#### Prompt:
List every line below containing "JSON".

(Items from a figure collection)
────
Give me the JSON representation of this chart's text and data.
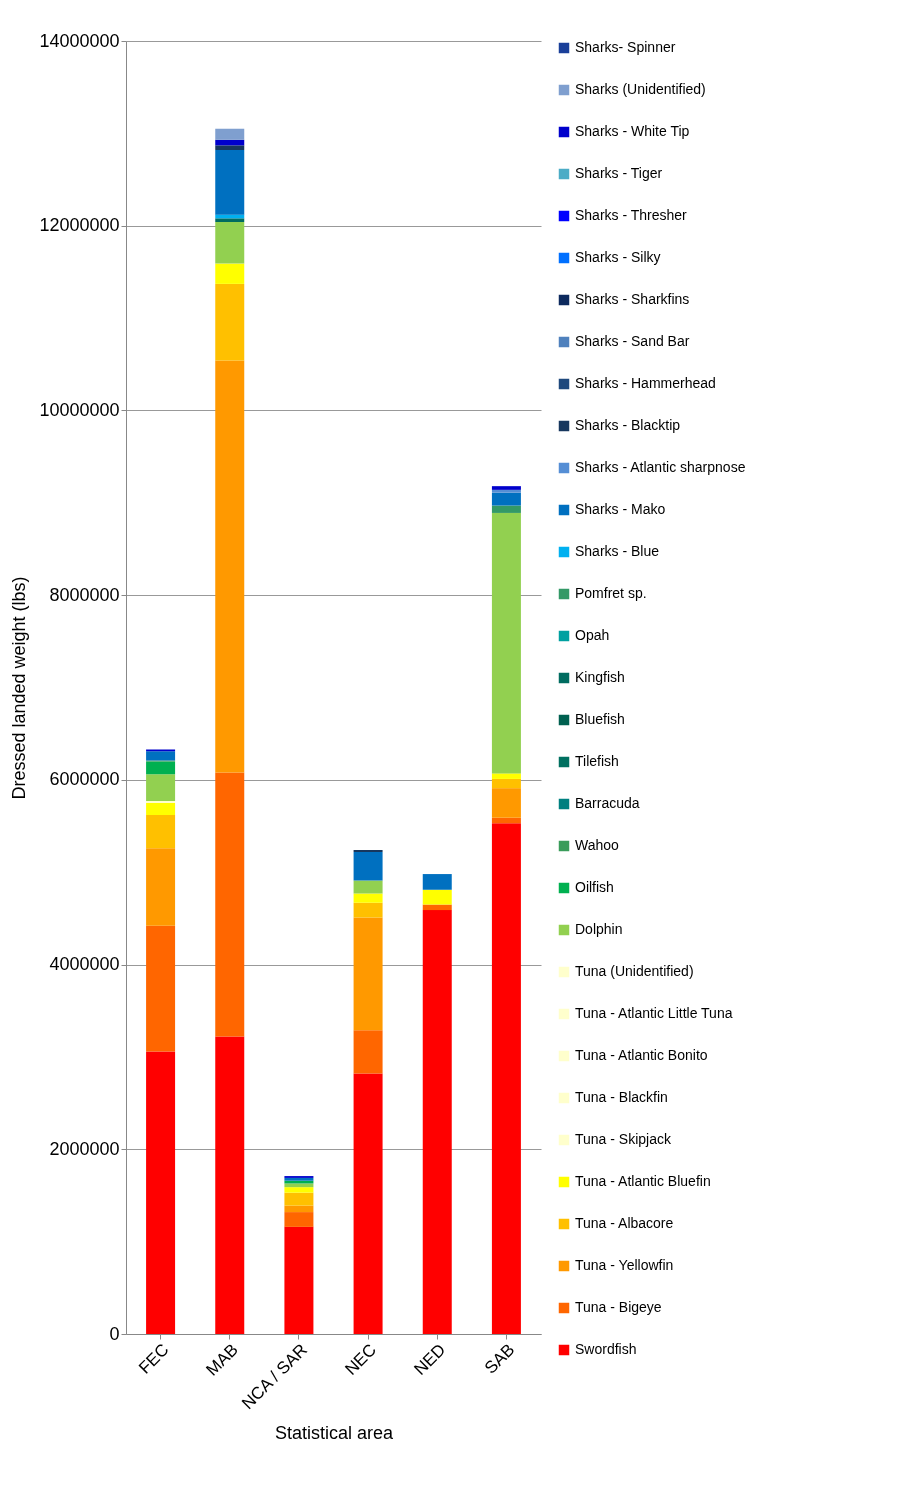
{
  "chart_data": {
    "type": "bar",
    "stacked": true,
    "xlabel": "Statistical area",
    "ylabel": "Dressed landed weight (lbs)",
    "categories": [
      "FEC",
      "MAB",
      "NCA / SAR",
      "NEC",
      "NED",
      "SAB"
    ],
    "ylim": [
      0,
      14000000
    ],
    "yticks": [
      0,
      2000000,
      4000000,
      6000000,
      8000000,
      10000000,
      12000000,
      14000000
    ],
    "grid": "y",
    "legend": "right",
    "series": [
      {
        "name": "Swordfish",
        "color": "#ff0000",
        "values": [
          3060000,
          3220000,
          1160000,
          2820000,
          4590000,
          5530000
        ]
      },
      {
        "name": "Tuna - Bigeye",
        "color": "#ff6600",
        "values": [
          1360000,
          2860000,
          160000,
          470000,
          60000,
          60000
        ]
      },
      {
        "name": "Tuna - Yellowfin",
        "color": "#ff9900",
        "values": [
          840000,
          4460000,
          70000,
          1220000,
          null,
          320000
        ]
      },
      {
        "name": "Tuna - Albacore",
        "color": "#ffc000",
        "values": [
          360000,
          830000,
          140000,
          160000,
          null,
          100000
        ]
      },
      {
        "name": "Tuna - Atlantic Bluefin",
        "color": "#ffff00",
        "values": [
          130000,
          220000,
          60000,
          100000,
          160000,
          60000
        ]
      },
      {
        "name": "Tuna - Skipjack",
        "color": "#ffffcc",
        "values": [
          null,
          null,
          null,
          null,
          null,
          null
        ]
      },
      {
        "name": "Tuna - Blackfin",
        "color": "#ffffcc",
        "values": [
          null,
          null,
          null,
          null,
          null,
          null
        ]
      },
      {
        "name": "Tuna - Atlantic Bonito",
        "color": "#ffffcc",
        "values": [
          null,
          null,
          null,
          null,
          null,
          null
        ]
      },
      {
        "name": "Tuna - Atlantic Little Tuna",
        "color": "#ffffcc",
        "values": [
          null,
          null,
          null,
          null,
          null,
          null
        ]
      },
      {
        "name": "Tuna (Unidentified)",
        "color": "#ffffcc",
        "values": [
          20000,
          null,
          null,
          null,
          null,
          null
        ]
      },
      {
        "name": "Dolphin",
        "color": "#92d050",
        "values": [
          290000,
          450000,
          40000,
          140000,
          null,
          2820000
        ]
      },
      {
        "name": "Oilfish",
        "color": "#00b050",
        "values": [
          140000,
          null,
          30000,
          null,
          null,
          null
        ]
      },
      {
        "name": "Wahoo",
        "color": "#3a9c5a",
        "values": [
          10000,
          null,
          null,
          null,
          null,
          null
        ]
      },
      {
        "name": "Barracuda",
        "color": "#008080",
        "values": [
          null,
          null,
          null,
          null,
          null,
          null
        ]
      },
      {
        "name": "Tilefish",
        "color": "#007060",
        "values": [
          null,
          null,
          null,
          null,
          null,
          null
        ]
      },
      {
        "name": "Bluefish",
        "color": "#006050",
        "values": [
          null,
          null,
          null,
          null,
          null,
          null
        ]
      },
      {
        "name": "Kingfish",
        "color": "#006c60",
        "values": [
          null,
          40000,
          null,
          null,
          null,
          null
        ]
      },
      {
        "name": "Opah",
        "color": "#00a0a0",
        "values": [
          null,
          null,
          null,
          null,
          null,
          null
        ]
      },
      {
        "name": "Pomfret sp.",
        "color": "#339966",
        "values": [
          null,
          null,
          null,
          null,
          null,
          80000
        ]
      },
      {
        "name": "Sharks - Blue",
        "color": "#00b0f0",
        "values": [
          null,
          40000,
          null,
          null,
          null,
          null
        ]
      },
      {
        "name": "Sharks - Mako",
        "color": "#0070c0",
        "values": [
          100000,
          700000,
          30000,
          310000,
          170000,
          140000
        ]
      },
      {
        "name": "Sharks - Atlantic sharpnose",
        "color": "#558ed5",
        "values": [
          null,
          null,
          null,
          null,
          null,
          30000
        ]
      },
      {
        "name": "Sharks - Blacktip",
        "color": "#17375e",
        "values": [
          null,
          50000,
          null,
          20000,
          null,
          null
        ]
      },
      {
        "name": "Sharks - Hammerhead",
        "color": "#1f497d",
        "values": [
          null,
          null,
          null,
          null,
          null,
          null
        ]
      },
      {
        "name": "Sharks - Sand Bar",
        "color": "#4f81bd",
        "values": [
          null,
          null,
          null,
          null,
          null,
          null
        ]
      },
      {
        "name": "Sharks - Sharkfins",
        "color": "#0d2a5e",
        "values": [
          null,
          null,
          null,
          null,
          null,
          null
        ]
      },
      {
        "name": "Sharks - Silky",
        "color": "#0070ff",
        "values": [
          null,
          null,
          null,
          null,
          null,
          null
        ]
      },
      {
        "name": "Sharks - Thresher",
        "color": "#0000ff",
        "values": [
          null,
          null,
          null,
          null,
          null,
          null
        ]
      },
      {
        "name": "Sharks - Tiger",
        "color": "#4bacc6",
        "values": [
          null,
          null,
          null,
          null,
          null,
          null
        ]
      },
      {
        "name": "Sharks - White Tip",
        "color": "#0000cc",
        "values": [
          20000,
          60000,
          20000,
          null,
          null,
          40000
        ]
      },
      {
        "name": "Sharks (Unidentified)",
        "color": "#7f9fcf",
        "values": [
          null,
          120000,
          null,
          null,
          null,
          null
        ]
      },
      {
        "name": "Sharks- Spinner",
        "color": "#1a3f99",
        "values": [
          null,
          null,
          null,
          null,
          null,
          null
        ]
      }
    ]
  }
}
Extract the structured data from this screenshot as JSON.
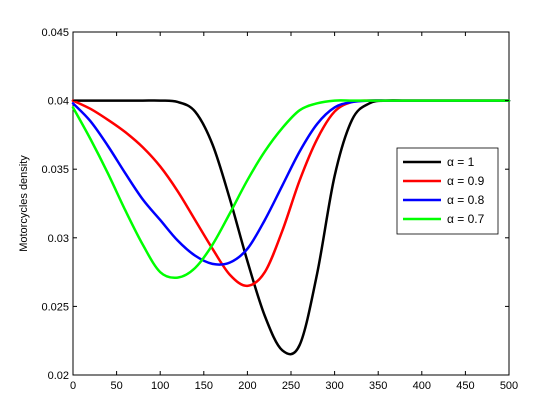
{
  "chart_data": {
    "type": "line",
    "title": "",
    "xlabel": "",
    "ylabel": "Motorcycles density",
    "xlim": [
      0,
      500
    ],
    "ylim": [
      0.02,
      0.045
    ],
    "xticks": [
      0,
      50,
      100,
      150,
      200,
      250,
      300,
      350,
      400,
      450,
      500
    ],
    "xtick_labels": [
      "0",
      "50",
      "100",
      "150",
      "200",
      "250",
      "300",
      "350",
      "400",
      "450",
      "500"
    ],
    "yticks": [
      0.02,
      0.025,
      0.03,
      0.035,
      0.04,
      0.045
    ],
    "ytick_labels": [
      "0.02",
      "0.025",
      "0.03",
      "0.035",
      "0.04",
      "0.045"
    ],
    "grid": false,
    "legend_position": "right",
    "x": [
      0,
      20,
      40,
      60,
      80,
      100,
      120,
      140,
      160,
      180,
      200,
      220,
      240,
      260,
      280,
      300,
      320,
      340,
      360,
      380,
      400,
      450,
      500
    ],
    "series": [
      {
        "name": "α = 1",
        "color": "#000000",
        "values": [
          0.04,
          0.04,
          0.04,
          0.04,
          0.04,
          0.04,
          0.0399,
          0.0392,
          0.0368,
          0.0328,
          0.0283,
          0.0243,
          0.0218,
          0.0222,
          0.0274,
          0.0345,
          0.0386,
          0.0398,
          0.04,
          0.04,
          0.04,
          0.04,
          0.04
        ]
      },
      {
        "name": "α = 0.9",
        "color": "#ff0000",
        "values": [
          0.04,
          0.0394,
          0.0386,
          0.0377,
          0.0366,
          0.0352,
          0.0334,
          0.0313,
          0.0292,
          0.0273,
          0.0265,
          0.0275,
          0.0305,
          0.0342,
          0.0372,
          0.0392,
          0.0399,
          0.04,
          0.04,
          0.04,
          0.04,
          0.04,
          0.04
        ]
      },
      {
        "name": "α = 0.8",
        "color": "#0000ff",
        "values": [
          0.0398,
          0.0385,
          0.0367,
          0.0347,
          0.0328,
          0.0313,
          0.0298,
          0.0287,
          0.0281,
          0.0282,
          0.0292,
          0.0313,
          0.0338,
          0.0363,
          0.0383,
          0.0395,
          0.0399,
          0.04,
          0.04,
          0.04,
          0.04,
          0.04,
          0.04
        ]
      },
      {
        "name": "α = 0.7",
        "color": "#00ff00",
        "values": [
          0.0395,
          0.0372,
          0.0347,
          0.032,
          0.0295,
          0.0275,
          0.0271,
          0.0278,
          0.0295,
          0.0318,
          0.0342,
          0.0363,
          0.038,
          0.0393,
          0.0398,
          0.04,
          0.04,
          0.04,
          0.04,
          0.04,
          0.04,
          0.04,
          0.04
        ]
      }
    ]
  }
}
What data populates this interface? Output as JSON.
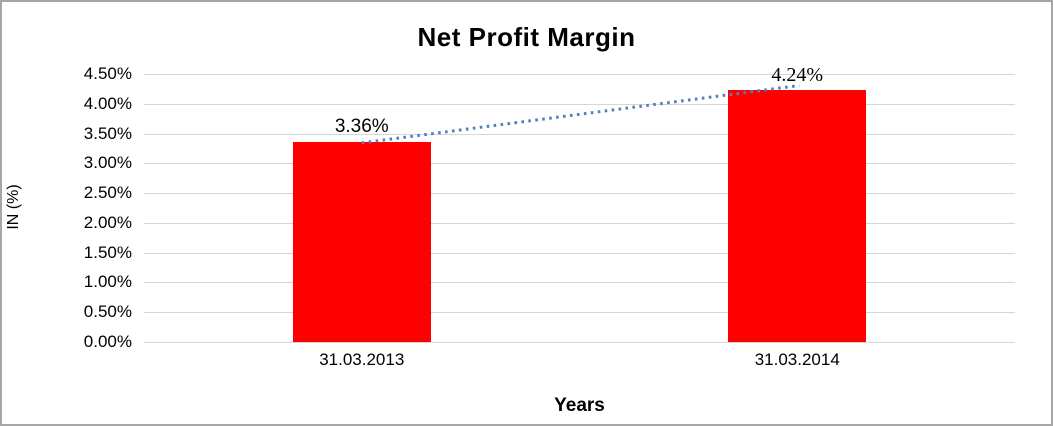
{
  "chart_data": {
    "type": "bar",
    "title": "Net Profit Margin",
    "categories": [
      "31.03.2013",
      "31.03.2014"
    ],
    "values": [
      3.36,
      4.24
    ],
    "value_labels": [
      "3.36%",
      "4.24%"
    ],
    "series": [
      {
        "name": "Net Profit Margin",
        "values": [
          3.36,
          4.24
        ]
      }
    ],
    "xlabel": "Years",
    "ylabel": "IN (%)",
    "ylim": [
      0,
      4.5
    ],
    "ytick_step": 0.5,
    "ytick_labels": [
      "0.00%",
      "0.50%",
      "1.00%",
      "1.50%",
      "2.00%",
      "2.50%",
      "3.00%",
      "3.50%",
      "4.00%",
      "4.50%"
    ],
    "grid": true,
    "legend": "none",
    "bar_color": "#ff0000",
    "gridline_color": "#d6d6d6",
    "trendline": {
      "type": "linear",
      "style": "dotted",
      "color": "#4f81bd"
    }
  }
}
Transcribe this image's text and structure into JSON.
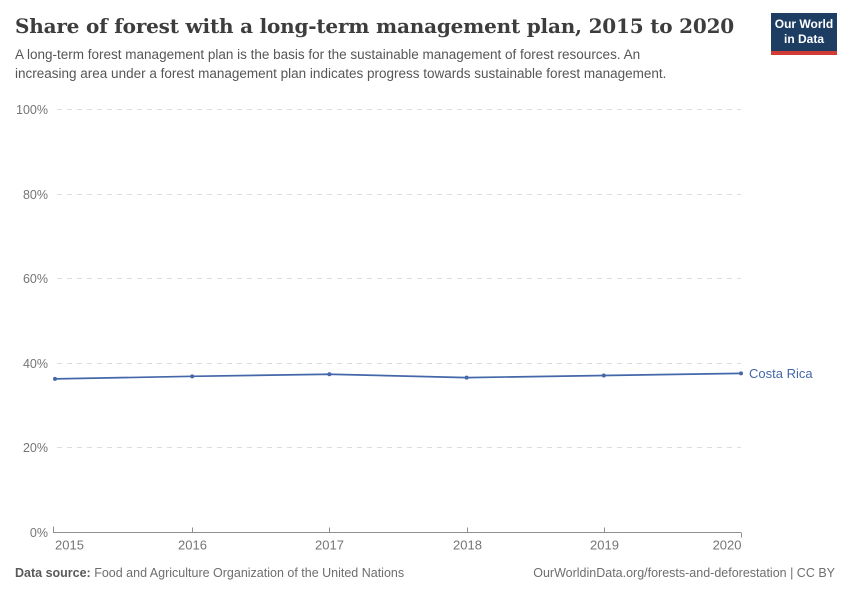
{
  "header": {
    "title": "Share of forest with a long-term management plan, 2015 to 2020",
    "subtitle": "A long-term forest management plan is the basis for the sustainable management of forest resources. An increasing area under a forest management plan indicates progress towards sustainable forest management.",
    "logo": {
      "line1": "Our World",
      "line2": "in Data"
    }
  },
  "chart_data": {
    "type": "line",
    "title": "Share of forest with a long-term management plan, 2015 to 2020",
    "x": [
      2015,
      2016,
      2017,
      2018,
      2019,
      2020
    ],
    "xtick_labels": [
      "2015",
      "2016",
      "2017",
      "2018",
      "2019",
      "2020"
    ],
    "series": [
      {
        "name": "Costa Rica",
        "values": [
          36.2,
          36.8,
          37.3,
          36.5,
          37.0,
          37.5
        ],
        "color": "#4467a9"
      }
    ],
    "xlabel": "",
    "ylabel": "",
    "ylim": [
      0,
      100
    ],
    "yticks": [
      0,
      20,
      40,
      60,
      80,
      100
    ],
    "ytick_labels": [
      "0%",
      "20%",
      "40%",
      "60%",
      "80%",
      "100%"
    ],
    "grid": true,
    "legend_position": "end-of-line"
  },
  "colors": {
    "line": "#4467a9",
    "grid": "#dddddd",
    "axis": "#8f8f8f",
    "tick_label": "#757575",
    "logo_bg": "#1d3d63",
    "logo_accent": "#d13b35"
  },
  "footer": {
    "source_label": "Data source:",
    "source_text": " Food and Agriculture Organization of the United Nations",
    "link_text": "OurWorldinData.org/forests-and-deforestation | CC BY"
  }
}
────
#### Answer for the task:
Give me the JSON representation of this chart's text and data.
Extract the structured data from this screenshot as JSON.
What data populates this interface? Output as JSON.
Transcribe this image's text and structure into JSON.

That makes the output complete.